## begin TASK MATERIAL

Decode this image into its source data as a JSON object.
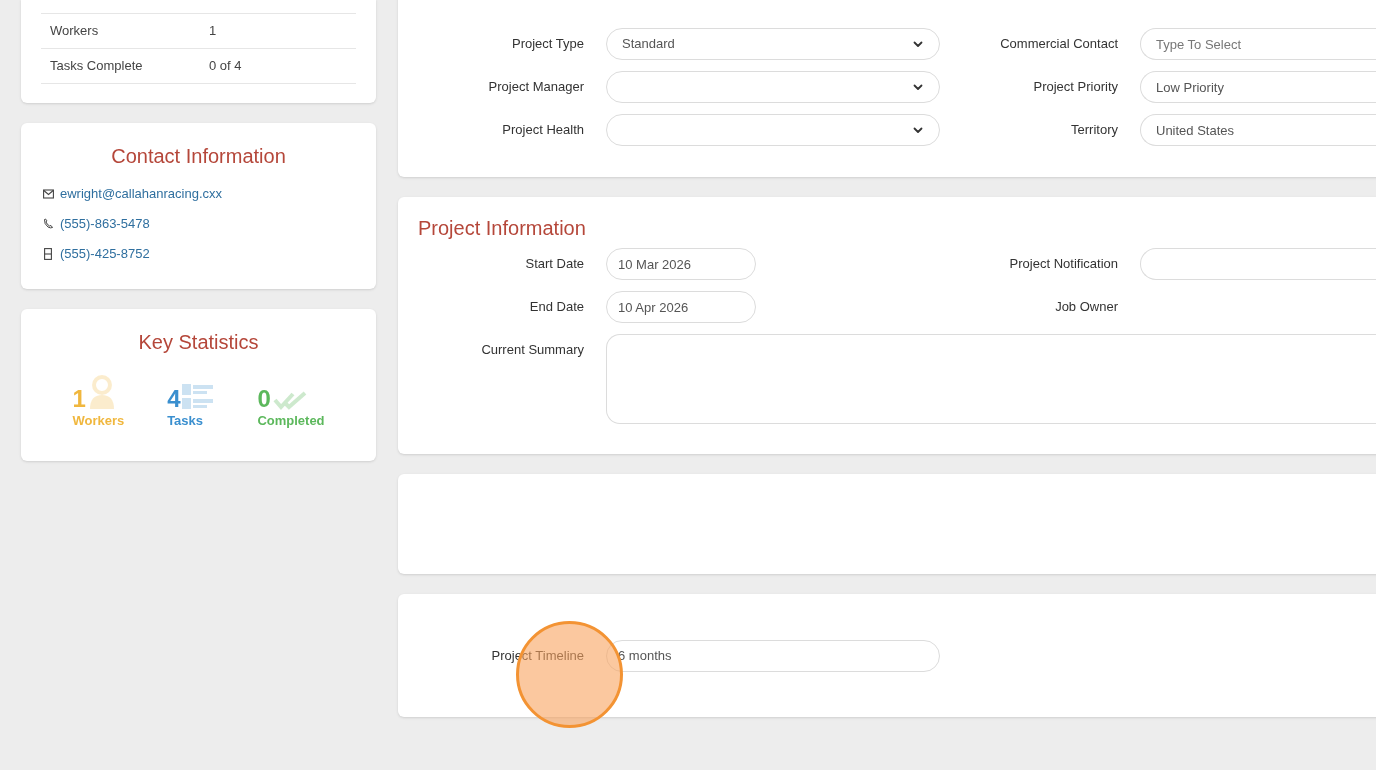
{
  "summary_table": {
    "rows": [
      {
        "label": "Workers",
        "value": "1"
      },
      {
        "label": "Tasks Complete",
        "value": "0 of 4"
      }
    ]
  },
  "contact": {
    "title": "Contact Information",
    "items": [
      {
        "kind": "email",
        "text": "ewright@callahanracing.cxx"
      },
      {
        "kind": "phone",
        "text": "(555)-863-5478"
      },
      {
        "kind": "mobile",
        "text": "(555)-425-8752"
      }
    ]
  },
  "key_statistics": {
    "title": "Key Statistics",
    "items": [
      {
        "kind": "workers",
        "value": "1",
        "label": "Workers",
        "color": "#f0b73e"
      },
      {
        "kind": "tasks",
        "value": "4",
        "label": "Tasks",
        "color": "#3a8fcf"
      },
      {
        "kind": "completed",
        "value": "0",
        "label": "Completed",
        "color": "#5cb85c"
      }
    ]
  },
  "project_details": {
    "rows": [
      [
        {
          "label": "Project Type",
          "kind": "select",
          "value": "Standard"
        },
        {
          "label": "Commercial Contact",
          "kind": "input",
          "placeholder": "Type To Select"
        }
      ],
      [
        {
          "label": "Project Manager",
          "kind": "select"
        },
        {
          "label": "Project Priority",
          "kind": "input",
          "value": "Low Priority"
        }
      ],
      [
        {
          "label": "Project Health",
          "kind": "select"
        },
        {
          "label": "Territory",
          "kind": "input",
          "value": "United States"
        }
      ]
    ]
  },
  "project_information": {
    "title": "Project Information",
    "rows": [
      [
        {
          "label": "Start Date",
          "kind": "date",
          "value": "10 Mar 2026"
        },
        {
          "label": "Project Notification",
          "kind": "input"
        }
      ],
      [
        {
          "label": "End Date",
          "kind": "date",
          "value": "10 Apr 2026"
        },
        {
          "label": "Job Owner",
          "kind": "label_only"
        }
      ]
    ],
    "summary": {
      "label": "Current Summary"
    }
  },
  "timeline": {
    "label": "Project Timeline",
    "value": "6 months"
  },
  "click_marker": {
    "shown": true
  }
}
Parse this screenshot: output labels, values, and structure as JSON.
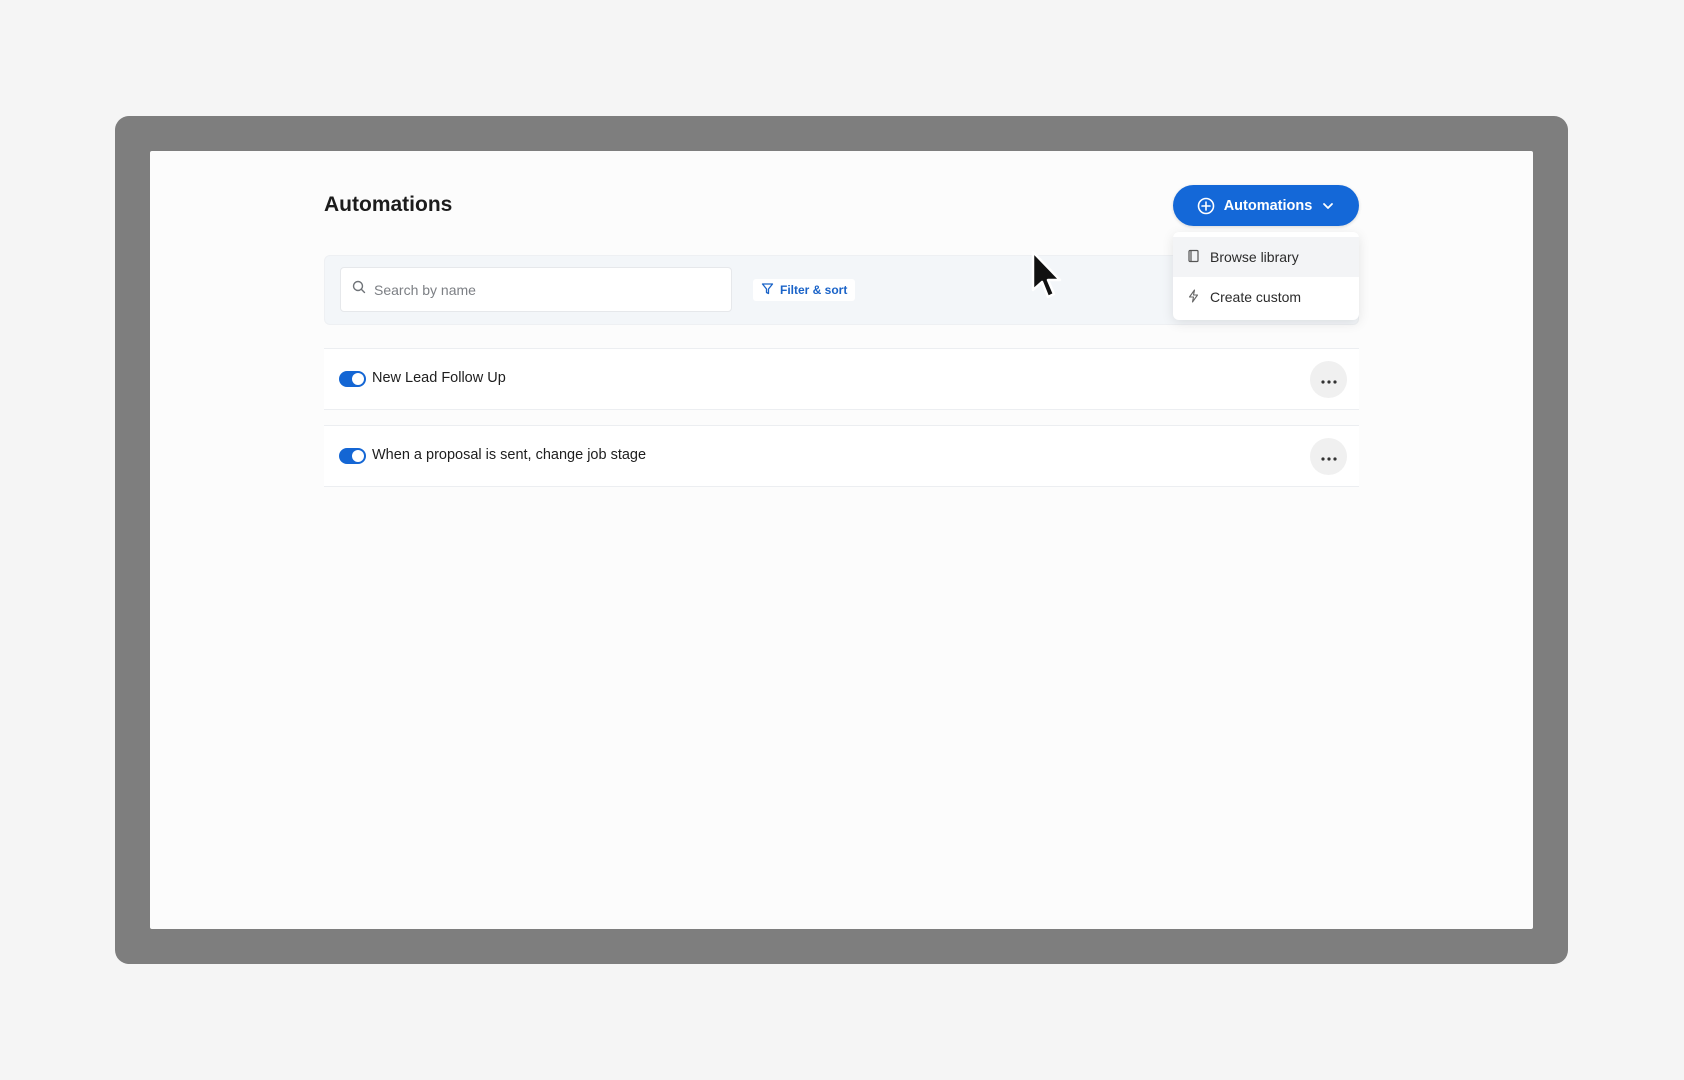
{
  "page": {
    "title": "Automations"
  },
  "header": {
    "add_button_label": "Automations"
  },
  "toolbar": {
    "search_placeholder": "Search by name",
    "search_value": "",
    "filter_label": "Filter & sort"
  },
  "automations": [
    {
      "name": "New Lead Follow Up",
      "enabled": true
    },
    {
      "name": "When a proposal is sent, change job stage",
      "enabled": true
    }
  ],
  "dropdown": {
    "items": [
      {
        "label": "Browse library",
        "icon": "book-icon"
      },
      {
        "label": "Create custom",
        "icon": "lightning-icon"
      }
    ]
  },
  "colors": {
    "accent": "#1468d8",
    "frame": "#7e7e7e",
    "background": "#f5f5f5"
  }
}
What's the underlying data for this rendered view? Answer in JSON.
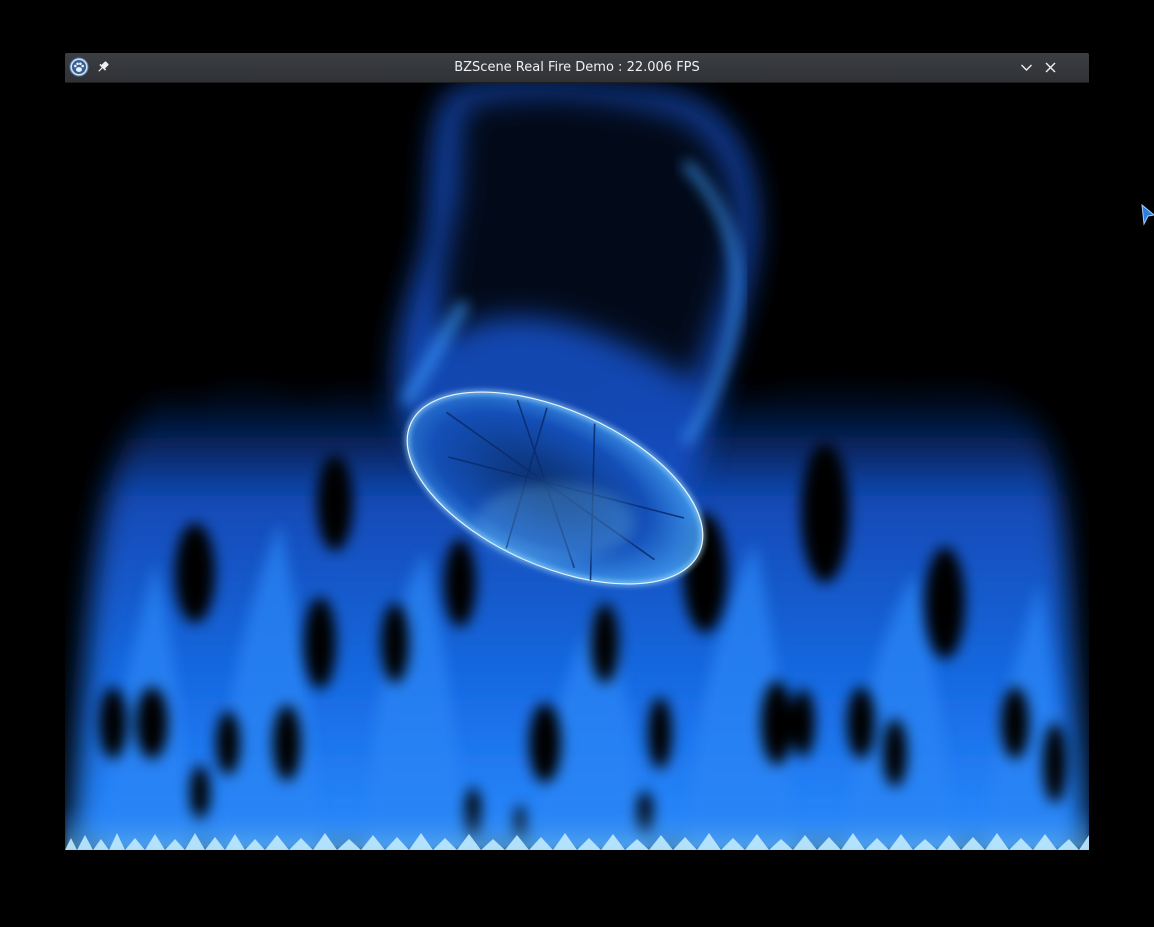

## end TASK MATERIAL

| THE TASK |
Leave out the pictures and retype every line above exactly.

| SOLUTION FOR THIS EXERCISE |
Decode this image into its source data as a JSON object.
{
  "summary_table": {
    "rows": [
      {
        "label": "Workers",
        "value": "1"
      },
      {
        "label": "Tasks Complete",
        "value": "0 of 4"
      }
    ]
  },
  "contact": {
    "title": "Contact Information",
    "items": [
      {
        "kind": "email",
        "text": "ewright@callahanracing.cxx"
      },
      {
        "kind": "phone",
        "text": "(555)-863-5478"
      },
      {
        "kind": "mobile",
        "text": "(555)-425-8752"
      }
    ]
  },
  "key_statistics": {
    "title": "Key Statistics",
    "items": [
      {
        "kind": "workers",
        "value": "1",
        "label": "Workers",
        "color": "#f0b73e"
      },
      {
        "kind": "tasks",
        "value": "4",
        "label": "Tasks",
        "color": "#3a8fcf"
      },
      {
        "kind": "completed",
        "value": "0",
        "label": "Completed",
        "color": "#5cb85c"
      }
    ]
  },
  "project_details": {
    "rows": [
      [
        {
          "label": "Project Type",
          "kind": "select",
          "value": "Standard"
        },
        {
          "label": "Commercial Contact",
          "kind": "input",
          "placeholder": "Type To Select"
        }
      ],
      [
        {
          "label": "Project Manager",
          "kind": "select"
        },
        {
          "label": "Project Priority",
          "kind": "input",
          "value": "Low Priority"
        }
      ],
      [
        {
          "label": "Project Health",
          "kind": "select"
        },
        {
          "label": "Territory",
          "kind": "input",
          "value": "United States"
        }
      ]
    ]
  },
  "project_information": {
    "title": "Project Information",
    "rows": [
      [
        {
          "label": "Start Date",
          "kind": "date",
          "value": "10 Mar 2026"
        },
        {
          "label": "Project Notification",
          "kind": "input"
        }
      ],
      [
        {
          "label": "End Date",
          "kind": "date",
          "value": "10 Apr 2026"
        },
        {
          "label": "Job Owner",
          "kind": "label_only"
        }
      ]
    ],
    "summary": {
      "label": "Current Summary"
    }
  },
  "timeline": {
    "label": "Project Timeline",
    "value": "6 months"
  },
  "click_marker": {
    "shown": true
  }
}
Parse this screenshot: output labels, values, and structure as JSON.
{
  "page": {
    "title": "Automations"
  },
  "header": {
    "add_button_label": "Automations"
  },
  "toolbar": {
    "search_placeholder": "Search by name",
    "search_value": "",
    "filter_label": "Filter & sort"
  },
  "automations": [
    {
      "name": "New Lead Follow Up",
      "enabled": true
    },
    {
      "name": "When a proposal is sent, change job stage",
      "enabled": true
    }
  ],
  "dropdown": {
    "items": [
      {
        "label": "Browse library",
        "icon": "book-icon"
      },
      {
        "label": "Create custom",
        "icon": "lightning-icon"
      }
    ]
  },
  "colors": {
    "accent": "#1468d8",
    "frame": "#7e7e7e",
    "background": "#f5f5f5"
  }
}
What's the underlying data for this rendered view? Answer in JSON.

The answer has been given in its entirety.